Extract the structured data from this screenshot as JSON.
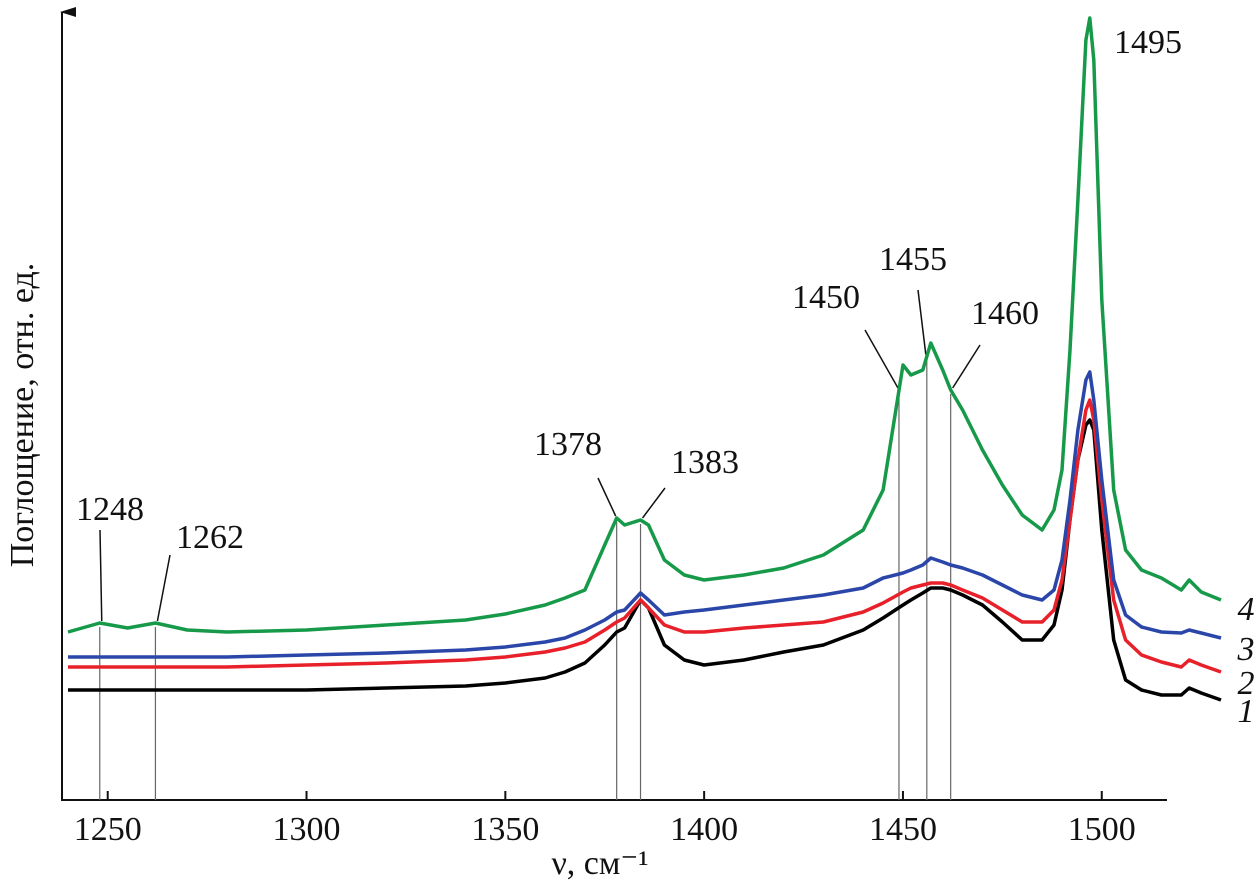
{
  "chart_data": {
    "type": "line",
    "xlabel": "ν, см⁻¹",
    "ylabel": "Поглощение, отн. ед.",
    "x": [
      1240,
      1248,
      1255,
      1262,
      1270,
      1280,
      1300,
      1320,
      1340,
      1350,
      1360,
      1365,
      1370,
      1375,
      1378,
      1380,
      1384,
      1386,
      1390,
      1395,
      1400,
      1410,
      1420,
      1430,
      1440,
      1445,
      1450,
      1452,
      1455,
      1457,
      1460,
      1462,
      1465,
      1470,
      1475,
      1480,
      1485,
      1488,
      1490,
      1492,
      1494,
      1496,
      1497,
      1498,
      1500,
      1503,
      1506,
      1510,
      1515,
      1520,
      1522,
      1525,
      1530
    ],
    "series": [
      {
        "name": "1",
        "color": "#000000",
        "values": [
          110,
          110,
          110,
          110,
          110,
          110,
          110,
          112,
          114,
          117,
          122,
          128,
          137,
          155,
          168,
          172,
          200,
          192,
          155,
          140,
          135,
          140,
          148,
          155,
          170,
          182,
          195,
          200,
          207,
          212,
          212,
          210,
          205,
          195,
          178,
          160,
          160,
          175,
          210,
          280,
          340,
          375,
          380,
          370,
          270,
          160,
          120,
          110,
          105,
          105,
          112,
          107,
          100
        ]
      },
      {
        "name": "2",
        "color": "#e8202a",
        "values": [
          133,
          133,
          133,
          133,
          133,
          133,
          135,
          137,
          140,
          143,
          148,
          152,
          158,
          170,
          178,
          182,
          200,
          192,
          175,
          168,
          168,
          172,
          175,
          178,
          188,
          197,
          208,
          212,
          215,
          217,
          217,
          215,
          210,
          202,
          190,
          178,
          178,
          190,
          220,
          280,
          340,
          390,
          400,
          380,
          300,
          200,
          160,
          145,
          138,
          133,
          140,
          135,
          128
        ]
      },
      {
        "name": "3",
        "color": "#2a46a8",
        "values": [
          143,
          143,
          143,
          143,
          143,
          143,
          145,
          147,
          150,
          153,
          158,
          162,
          170,
          180,
          188,
          190,
          207,
          200,
          185,
          188,
          190,
          195,
          200,
          205,
          212,
          222,
          227,
          230,
          235,
          242,
          238,
          235,
          232,
          225,
          215,
          205,
          200,
          210,
          240,
          300,
          370,
          420,
          428,
          400,
          320,
          220,
          185,
          173,
          168,
          167,
          170,
          167,
          162
        ]
      },
      {
        "name": "4",
        "color": "#169a4a",
        "values": [
          168,
          177,
          172,
          177,
          170,
          168,
          170,
          175,
          180,
          186,
          195,
          202,
          210,
          255,
          282,
          275,
          280,
          275,
          240,
          225,
          220,
          225,
          232,
          245,
          270,
          310,
          435,
          425,
          430,
          457,
          430,
          410,
          390,
          350,
          315,
          285,
          270,
          290,
          330,
          450,
          600,
          760,
          782,
          740,
          500,
          310,
          250,
          230,
          222,
          210,
          220,
          208,
          200
        ]
      }
    ],
    "xlim": [
      1238,
      1532
    ],
    "ylim": [
      0,
      790
    ],
    "xticks": [
      1250,
      1300,
      1350,
      1400,
      1450,
      1500
    ],
    "annotations": [
      {
        "text": "1248",
        "x": 1248
      },
      {
        "text": "1262",
        "x": 1262
      },
      {
        "text": "1378",
        "x": 1378
      },
      {
        "text": "1383",
        "x": 1384
      },
      {
        "text": "1450",
        "x": 1449
      },
      {
        "text": "1455",
        "x": 1456
      },
      {
        "text": "1460",
        "x": 1462
      },
      {
        "text": "1495",
        "x": 1497
      }
    ]
  }
}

▶ DIRECTIONS: Determine the count of lines in the data above with the string "text" in them, and give that count alone.

▶ OUTPUT BELOW: 8